Figure data in JSON:
▼
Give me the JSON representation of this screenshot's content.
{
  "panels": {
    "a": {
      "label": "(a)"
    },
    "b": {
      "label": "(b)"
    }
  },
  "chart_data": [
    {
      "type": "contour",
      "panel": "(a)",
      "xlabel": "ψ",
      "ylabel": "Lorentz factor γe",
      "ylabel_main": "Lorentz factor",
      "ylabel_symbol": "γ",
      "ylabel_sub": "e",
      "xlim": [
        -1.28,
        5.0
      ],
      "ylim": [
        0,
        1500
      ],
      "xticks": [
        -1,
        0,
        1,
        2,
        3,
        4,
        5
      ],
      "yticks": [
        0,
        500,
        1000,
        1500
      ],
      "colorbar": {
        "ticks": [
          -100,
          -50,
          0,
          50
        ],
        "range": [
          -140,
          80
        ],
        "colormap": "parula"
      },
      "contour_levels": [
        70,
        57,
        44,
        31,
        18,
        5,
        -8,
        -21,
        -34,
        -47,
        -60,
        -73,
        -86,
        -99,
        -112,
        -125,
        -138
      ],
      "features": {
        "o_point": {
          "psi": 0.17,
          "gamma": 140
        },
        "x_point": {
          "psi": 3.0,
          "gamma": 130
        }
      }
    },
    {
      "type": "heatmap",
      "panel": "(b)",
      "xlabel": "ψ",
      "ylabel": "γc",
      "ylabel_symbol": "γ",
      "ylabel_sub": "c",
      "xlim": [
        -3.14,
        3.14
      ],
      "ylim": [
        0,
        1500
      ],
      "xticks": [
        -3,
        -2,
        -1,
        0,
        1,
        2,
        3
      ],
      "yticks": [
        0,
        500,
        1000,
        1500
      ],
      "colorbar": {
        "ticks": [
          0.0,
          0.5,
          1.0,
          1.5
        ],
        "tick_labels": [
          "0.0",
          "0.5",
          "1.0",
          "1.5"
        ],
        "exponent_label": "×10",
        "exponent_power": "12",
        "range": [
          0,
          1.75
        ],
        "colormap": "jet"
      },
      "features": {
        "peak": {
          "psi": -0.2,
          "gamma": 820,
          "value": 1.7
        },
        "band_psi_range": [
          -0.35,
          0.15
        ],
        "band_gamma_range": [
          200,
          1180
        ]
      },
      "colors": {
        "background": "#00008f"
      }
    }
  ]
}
▲
PROBLEM: Please quote every record above exactly as it appears.

OUTPUT FOR THIS EXERCISE:
Give me the JSON representation of this screenshot's content.
{
  "panels": {
    "a": {
      "label": "(a)"
    },
    "b": {
      "label": "(b)"
    }
  },
  "chart_data": [
    {
      "type": "contour",
      "panel": "(a)",
      "xlabel": "ψ",
      "ylabel": "Lorentz factor γe",
      "ylabel_main": "Lorentz factor",
      "ylabel_symbol": "γ",
      "ylabel_sub": "e",
      "xlim": [
        -1.28,
        5.0
      ],
      "ylim": [
        0,
        1500
      ],
      "xticks": [
        -1,
        0,
        1,
        2,
        3,
        4,
        5
      ],
      "yticks": [
        0,
        500,
        1000,
        1500
      ],
      "colorbar": {
        "ticks": [
          -100,
          -50,
          0,
          50
        ],
        "range": [
          -140,
          80
        ],
        "colormap": "parula"
      },
      "contour_levels": [
        70,
        57,
        44,
        31,
        18,
        5,
        -8,
        -21,
        -34,
        -47,
        -60,
        -73,
        -86,
        -99,
        -112,
        -125,
        -138
      ],
      "features": {
        "o_point": {
          "psi": 0.17,
          "gamma": 140
        },
        "x_point": {
          "psi": 3.0,
          "gamma": 130
        }
      }
    },
    {
      "type": "heatmap",
      "panel": "(b)",
      "xlabel": "ψ",
      "ylabel": "γc",
      "ylabel_symbol": "γ",
      "ylabel_sub": "c",
      "xlim": [
        -3.14,
        3.14
      ],
      "ylim": [
        0,
        1500
      ],
      "xticks": [
        -3,
        -2,
        -1,
        0,
        1,
        2,
        3
      ],
      "yticks": [
        0,
        500,
        1000,
        1500
      ],
      "colorbar": {
        "ticks": [
          0.0,
          0.5,
          1.0,
          1.5
        ],
        "tick_labels": [
          "0.0",
          "0.5",
          "1.0",
          "1.5"
        ],
        "exponent_label": "×10",
        "exponent_power": "12",
        "range": [
          0,
          1.75
        ],
        "colormap": "jet"
      },
      "features": {
        "peak": {
          "psi": -0.2,
          "gamma": 820,
          "value": 1.7
        },
        "band_psi_range": [
          -0.35,
          0.15
        ],
        "band_gamma_range": [
          200,
          1180
        ]
      },
      "colors": {
        "background": "#00008f"
      }
    }
  ]
}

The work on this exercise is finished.